[Texto]
☆ ☆ ☆ ☆
La falta de competitividad de las empresas españolas se explica, en parte, por las deficiencias del sistema formativo que amplía la brecha entre las necesidades laborales de las organizaciones y los conocimientos y las habilidades ofertados por los individuos. En España se registra un elevado nivel de sobre-educación universitaria, así como un lamentable déficit de individuos con Formación Profesional cualificada. La evolución comparada del stock de capital humano en España muestra diferencias significativas con otros países europeos, puesto que se detecta un importante nivel de fracaso escolar, altas tasas de abandono escolar y un importante déficit de titulados en Formación Profesional, localizándose aquí nuestra principal brecha educativa.
Tradicionalmente en España se ha considerado a la Formación Profesional de forma equivocada y peyorativa. Hoy en día, la Formación Profesional constituye una herramienta fundamental para el desarrollo productivo, pues dota a la fuerza laboral de una serie de conocimientos técnicos y especializados en distintas áreas que repercuten en el valor añadido de la empresa. Actualmente, la escasez de este tipo de trabajadores ha puesto de manifiesto la importancia de reforzar el sistema educativo en esta área y cuestionar la adaptabilidad de los planes formativos actuales a las necesidades de las empresas. La desfavorable coyuntura actual se evidencia en el mercado de trabajo con una tendencia ascendente de la tasa de desempleo y por las perspectivas de un fuerte incremento de la misma en los próximos años. Sin embargo, los titulados en las especialidades de Formación Profesional disponen de mayores capacidades para afrontar esta situación, ya que este colectivo tiene mayor accesibilidad al empleo.
☆ ☆ ☆ ☆
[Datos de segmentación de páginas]
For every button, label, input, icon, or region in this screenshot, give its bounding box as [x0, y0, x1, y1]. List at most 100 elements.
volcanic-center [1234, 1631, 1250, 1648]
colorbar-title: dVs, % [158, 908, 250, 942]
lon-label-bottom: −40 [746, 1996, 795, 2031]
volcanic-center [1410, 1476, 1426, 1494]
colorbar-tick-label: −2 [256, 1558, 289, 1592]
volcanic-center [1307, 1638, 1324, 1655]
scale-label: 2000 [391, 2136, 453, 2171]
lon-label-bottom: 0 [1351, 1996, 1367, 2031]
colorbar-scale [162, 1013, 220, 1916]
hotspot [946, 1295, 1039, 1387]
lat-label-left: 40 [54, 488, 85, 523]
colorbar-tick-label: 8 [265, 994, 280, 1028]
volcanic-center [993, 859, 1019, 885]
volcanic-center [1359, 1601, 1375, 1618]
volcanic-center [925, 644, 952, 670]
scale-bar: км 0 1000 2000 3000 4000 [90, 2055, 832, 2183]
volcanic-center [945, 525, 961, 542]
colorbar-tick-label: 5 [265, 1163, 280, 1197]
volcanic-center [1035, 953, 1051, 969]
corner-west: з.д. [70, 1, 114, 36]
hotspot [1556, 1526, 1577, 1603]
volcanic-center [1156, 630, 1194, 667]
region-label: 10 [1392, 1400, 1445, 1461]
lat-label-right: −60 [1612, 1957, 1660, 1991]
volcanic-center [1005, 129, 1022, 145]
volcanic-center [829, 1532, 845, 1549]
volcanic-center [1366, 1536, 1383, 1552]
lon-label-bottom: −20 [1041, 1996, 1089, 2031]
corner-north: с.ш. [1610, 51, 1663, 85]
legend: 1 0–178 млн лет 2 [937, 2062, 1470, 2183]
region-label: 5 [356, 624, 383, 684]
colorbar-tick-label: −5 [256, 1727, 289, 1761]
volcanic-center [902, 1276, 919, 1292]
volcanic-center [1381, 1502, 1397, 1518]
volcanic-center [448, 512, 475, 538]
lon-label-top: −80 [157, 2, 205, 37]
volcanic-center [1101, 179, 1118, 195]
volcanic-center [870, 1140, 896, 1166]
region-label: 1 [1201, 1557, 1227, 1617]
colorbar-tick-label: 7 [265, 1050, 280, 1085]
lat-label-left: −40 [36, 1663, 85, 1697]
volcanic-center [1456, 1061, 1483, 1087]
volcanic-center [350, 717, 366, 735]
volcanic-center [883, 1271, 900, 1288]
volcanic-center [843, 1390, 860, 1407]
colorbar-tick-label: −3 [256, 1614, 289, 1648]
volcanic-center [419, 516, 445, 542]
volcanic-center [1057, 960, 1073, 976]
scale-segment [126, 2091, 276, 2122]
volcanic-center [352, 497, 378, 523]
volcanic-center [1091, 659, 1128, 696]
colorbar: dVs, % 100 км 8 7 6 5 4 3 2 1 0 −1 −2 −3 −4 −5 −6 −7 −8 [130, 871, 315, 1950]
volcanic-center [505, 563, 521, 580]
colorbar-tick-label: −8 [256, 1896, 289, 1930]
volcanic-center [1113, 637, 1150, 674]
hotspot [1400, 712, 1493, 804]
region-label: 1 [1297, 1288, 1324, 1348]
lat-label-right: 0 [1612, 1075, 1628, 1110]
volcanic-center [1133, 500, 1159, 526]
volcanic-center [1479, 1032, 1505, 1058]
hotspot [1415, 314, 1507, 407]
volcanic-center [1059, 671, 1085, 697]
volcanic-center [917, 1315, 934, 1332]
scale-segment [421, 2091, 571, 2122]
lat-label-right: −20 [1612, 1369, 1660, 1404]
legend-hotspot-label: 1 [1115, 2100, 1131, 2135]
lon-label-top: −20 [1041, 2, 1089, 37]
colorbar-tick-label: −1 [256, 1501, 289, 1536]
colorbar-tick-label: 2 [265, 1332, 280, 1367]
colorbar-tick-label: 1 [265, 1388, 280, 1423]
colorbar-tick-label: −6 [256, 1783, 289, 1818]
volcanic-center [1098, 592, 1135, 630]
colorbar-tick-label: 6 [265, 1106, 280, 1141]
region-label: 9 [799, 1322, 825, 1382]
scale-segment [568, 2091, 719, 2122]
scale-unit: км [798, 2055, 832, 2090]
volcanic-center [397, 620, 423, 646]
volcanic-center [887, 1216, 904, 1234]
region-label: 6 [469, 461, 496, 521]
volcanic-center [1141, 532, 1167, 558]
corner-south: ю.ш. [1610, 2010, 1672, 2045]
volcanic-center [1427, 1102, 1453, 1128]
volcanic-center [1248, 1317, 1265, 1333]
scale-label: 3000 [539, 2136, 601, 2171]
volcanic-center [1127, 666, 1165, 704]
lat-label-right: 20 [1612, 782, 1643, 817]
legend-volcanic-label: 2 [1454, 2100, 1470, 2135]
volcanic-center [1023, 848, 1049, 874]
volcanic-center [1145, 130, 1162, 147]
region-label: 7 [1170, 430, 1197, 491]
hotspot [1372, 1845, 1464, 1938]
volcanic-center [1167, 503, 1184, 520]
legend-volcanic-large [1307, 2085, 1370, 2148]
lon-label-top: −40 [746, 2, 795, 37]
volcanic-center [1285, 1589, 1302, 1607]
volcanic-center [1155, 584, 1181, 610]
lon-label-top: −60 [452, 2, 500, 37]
☆ ☆ ☆ ☆
[Ejercicios propuestos]
1. Indique si cada afirmación concuerda con el texto sobre la Formación Profesional, respondiendo sí o no y citando textualmente las palabras decisivas: (a) En España existe un déficit de titulados en Formación Profesional. (b) Tradicionalmente, en España se ha valorado positivamente la Formación Profesional. (c) Los titulados en Formación Profesional tienen menor accesibilidad al empleo.
2. Transcriba sin alteraciones el pasaje del texto sobre la Formación Profesional que comienza en las palabras "La falta de" y concluye tras las palabras "principal brecha educativa.".
Las filas constituyen un material independiente del texto.

[Respuestas numeradas]
1.
(a) Sí: «un importante déficit de titulados en Formación Profesional».
(b) No: «se ha considerado a la Formación Profesional de forma equivocada y peyorativa».
(c) No: «este colectivo tiene mayor accesibilidad al empleo».

2.
La falta de competitividad de las empresas españolas se explica, en parte, por las deficiencias del sistema formativo que amplía la brecha entre las necesidades laborales de las organizaciones y los conocimientos y las habilidades ofertados por los individuos. En España se registra un elevado nivel de sobre-educación universitaria, así como un lamentable déficit de individuos con Formación Profesional cualificada. La evolución comparada del stock de capital humano en España muestra diferencias significativas con otros países europeos, puesto que se detecta un importante nivel de fracaso escolar, altas tasas de abandono escolar y un importante déficit de titulados en Formación Profesional, localizándose aquí nuestra principal brecha educativa.